■ **Problem statement**
Reproduce the material in full, exactly as written.

——————————

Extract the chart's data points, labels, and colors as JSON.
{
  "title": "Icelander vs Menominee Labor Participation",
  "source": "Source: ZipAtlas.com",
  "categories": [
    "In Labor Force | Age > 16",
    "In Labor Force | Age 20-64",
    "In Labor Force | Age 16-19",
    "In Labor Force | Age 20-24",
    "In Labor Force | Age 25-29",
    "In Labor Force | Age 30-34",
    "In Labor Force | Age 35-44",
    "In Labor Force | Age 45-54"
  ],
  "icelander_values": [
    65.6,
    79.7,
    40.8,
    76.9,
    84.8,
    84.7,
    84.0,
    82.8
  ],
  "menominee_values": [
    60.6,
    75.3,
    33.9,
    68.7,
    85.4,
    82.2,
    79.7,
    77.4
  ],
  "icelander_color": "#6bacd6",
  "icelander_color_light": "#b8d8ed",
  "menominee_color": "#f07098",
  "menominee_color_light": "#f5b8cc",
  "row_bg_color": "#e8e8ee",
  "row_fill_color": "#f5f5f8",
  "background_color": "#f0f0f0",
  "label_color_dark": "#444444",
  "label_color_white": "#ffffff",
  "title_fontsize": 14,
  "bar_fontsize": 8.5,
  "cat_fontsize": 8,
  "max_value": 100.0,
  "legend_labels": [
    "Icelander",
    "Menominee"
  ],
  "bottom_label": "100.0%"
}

——————————

■ **Exercise result**
Extract the chart's data points, labels, and colors as JSON.
{
  "title": "Icelander vs Menominee Labor Participation",
  "source": "Source: ZipAtlas.com",
  "categories": [
    "In Labor Force | Age > 16",
    "In Labor Force | Age 20-64",
    "In Labor Force | Age 16-19",
    "In Labor Force | Age 20-24",
    "In Labor Force | Age 25-29",
    "In Labor Force | Age 30-34",
    "In Labor Force | Age 35-44",
    "In Labor Force | Age 45-54"
  ],
  "icelander_values": [
    65.6,
    79.7,
    40.8,
    76.9,
    84.8,
    84.7,
    84.0,
    82.8
  ],
  "menominee_values": [
    60.6,
    75.3,
    33.9,
    68.7,
    85.4,
    82.2,
    79.7,
    77.4
  ],
  "icelander_color": "#6bacd6",
  "icelander_color_light": "#b8d8ed",
  "menominee_color": "#f07098",
  "menominee_color_light": "#f5b8cc",
  "row_bg_color": "#e8e8ee",
  "row_fill_color": "#f5f5f8",
  "background_color": "#f0f0f0",
  "label_color_dark": "#444444",
  "label_color_white": "#ffffff",
  "title_fontsize": 14,
  "bar_fontsize": 8.5,
  "cat_fontsize": 8,
  "max_value": 100.0,
  "legend_labels": [
    "Icelander",
    "Menominee"
  ],
  "bottom_label": "100.0%"
}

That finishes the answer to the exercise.